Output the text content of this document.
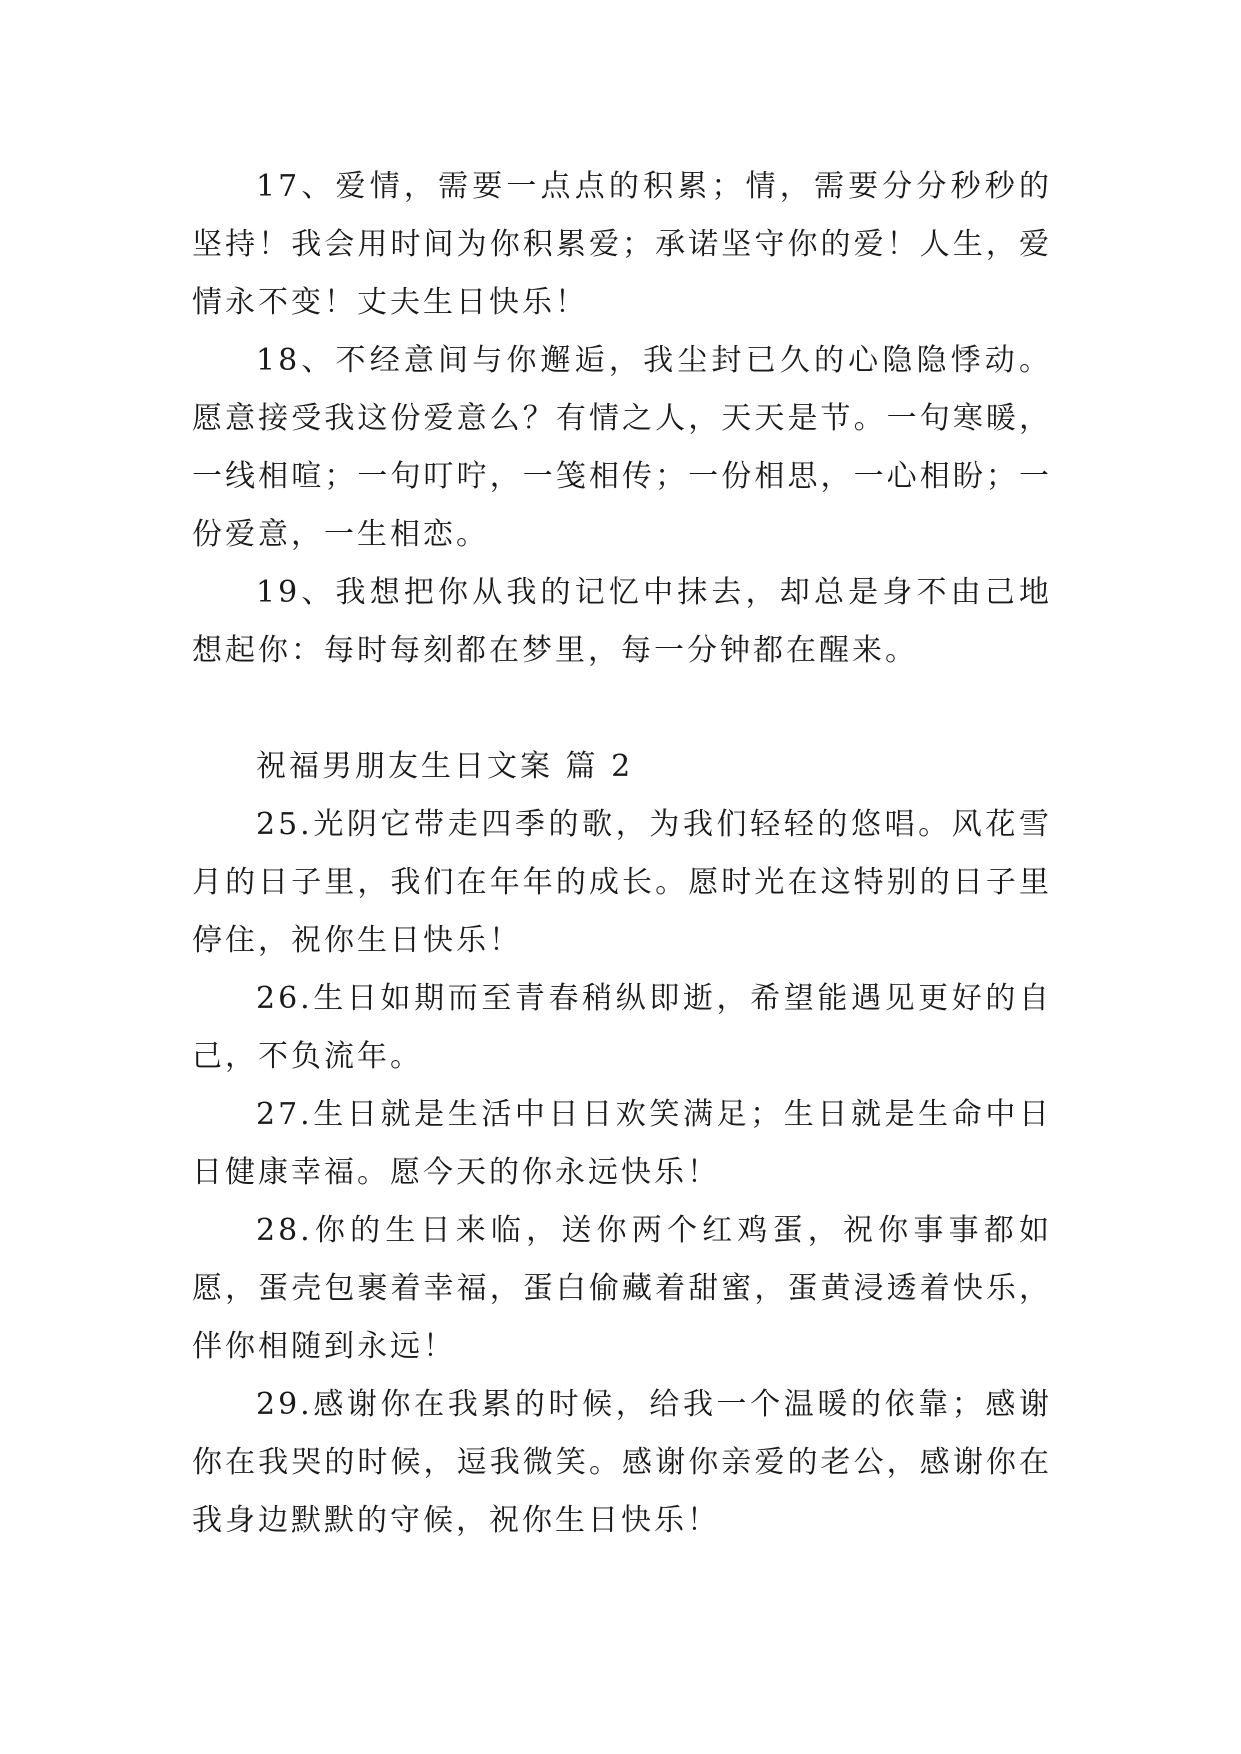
17、爱情，需要一点点的积累；情，需要分分秒秒的坚持！我会用时间为你积累爱；承诺坚守你的爱！人生，爱情永不变！丈夫生日快乐！

18、不经意间与你邂逅，我尘封已久的心隐隐悸动。愿意接受我这份爱意么？有情之人，天天是节。一句寒暖，一线相喧；一句叮咛，一笺相传；一份相思，一心相盼；一份爱意，一生相恋。

19、我想把你从我的记忆中抹去，却总是身不由己地想起你：每时每刻都在梦里，每一分钟都在醒来。

祝福男朋友生日文案 篇 2

25.光阴它带走四季的歌，为我们轻轻的悠唱。风花雪月的日子里，我们在年年的成长。愿时光在这特别的日子里停住，祝你生日快乐！

26.生日如期而至青春稍纵即逝，希望能遇见更好的自己，不负流年。

27.生日就是生活中日日欢笑满足；生日就是生命中日日健康幸福。愿今天的你永远快乐！

28.你的生日来临，送你两个红鸡蛋，祝你事事都如愿，蛋壳包裹着幸福，蛋白偷藏着甜蜜，蛋黄浸透着快乐，伴你相随到永远！

29.感谢你在我累的时候，给我一个温暖的依靠；感谢你在我哭的时候，逗我微笑。感谢你亲爱的老公，感谢你在我身边默默的守候，祝你生日快乐！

============

• _WHAT THE TASK REQUIRES_:
Pick out the lines containing the string "祝你生日快乐".

• _WORKED ANSWER_:
25.光阴它带走四季的歌，为我们轻轻的悠唱。风花雪月的日子里，我们在年年的成长。愿时光在这特别的日子里停住，祝你生日快乐！
29.感谢你在我累的时候，给我一个温暖的依靠；感谢你在我哭的时候，逗我微笑。感谢你亲爱的老公，感谢你在我身边默默的守候，祝你生日快乐！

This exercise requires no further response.